» Prompt
For the records below, give the count of lines holding the word "JSON" and nothing more.

# Material shown start

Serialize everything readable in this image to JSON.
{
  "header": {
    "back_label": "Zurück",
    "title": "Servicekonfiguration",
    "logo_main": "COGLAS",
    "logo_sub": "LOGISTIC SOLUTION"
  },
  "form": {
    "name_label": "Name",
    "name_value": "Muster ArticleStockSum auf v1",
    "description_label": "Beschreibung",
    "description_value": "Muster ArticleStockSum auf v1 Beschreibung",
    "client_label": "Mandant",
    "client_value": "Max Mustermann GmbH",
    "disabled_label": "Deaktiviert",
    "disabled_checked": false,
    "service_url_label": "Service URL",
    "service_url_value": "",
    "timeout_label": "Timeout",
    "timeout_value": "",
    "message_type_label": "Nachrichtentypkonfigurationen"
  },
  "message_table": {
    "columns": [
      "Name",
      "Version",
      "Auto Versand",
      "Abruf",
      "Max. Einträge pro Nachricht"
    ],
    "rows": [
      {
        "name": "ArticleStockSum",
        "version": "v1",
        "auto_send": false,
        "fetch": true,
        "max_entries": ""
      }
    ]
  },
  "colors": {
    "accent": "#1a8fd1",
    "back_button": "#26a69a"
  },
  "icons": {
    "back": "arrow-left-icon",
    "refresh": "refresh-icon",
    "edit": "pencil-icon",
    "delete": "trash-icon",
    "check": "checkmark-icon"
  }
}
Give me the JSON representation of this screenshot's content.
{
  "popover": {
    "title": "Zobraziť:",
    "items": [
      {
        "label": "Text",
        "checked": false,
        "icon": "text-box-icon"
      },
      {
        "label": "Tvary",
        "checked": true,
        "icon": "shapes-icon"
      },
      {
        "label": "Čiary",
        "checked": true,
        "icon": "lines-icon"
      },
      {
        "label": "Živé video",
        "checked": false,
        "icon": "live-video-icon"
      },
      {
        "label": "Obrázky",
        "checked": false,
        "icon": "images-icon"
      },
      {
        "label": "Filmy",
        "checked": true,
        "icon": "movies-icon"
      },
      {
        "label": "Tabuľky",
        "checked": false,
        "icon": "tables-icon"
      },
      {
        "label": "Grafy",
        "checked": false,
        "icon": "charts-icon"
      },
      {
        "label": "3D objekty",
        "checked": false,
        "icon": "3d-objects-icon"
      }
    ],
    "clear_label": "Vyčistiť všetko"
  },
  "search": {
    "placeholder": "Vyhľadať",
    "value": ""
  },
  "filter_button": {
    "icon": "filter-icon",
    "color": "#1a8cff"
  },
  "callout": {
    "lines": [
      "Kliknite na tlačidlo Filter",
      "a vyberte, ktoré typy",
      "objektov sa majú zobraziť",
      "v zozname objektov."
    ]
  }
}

# Material shown end

» Solution to this exercise
2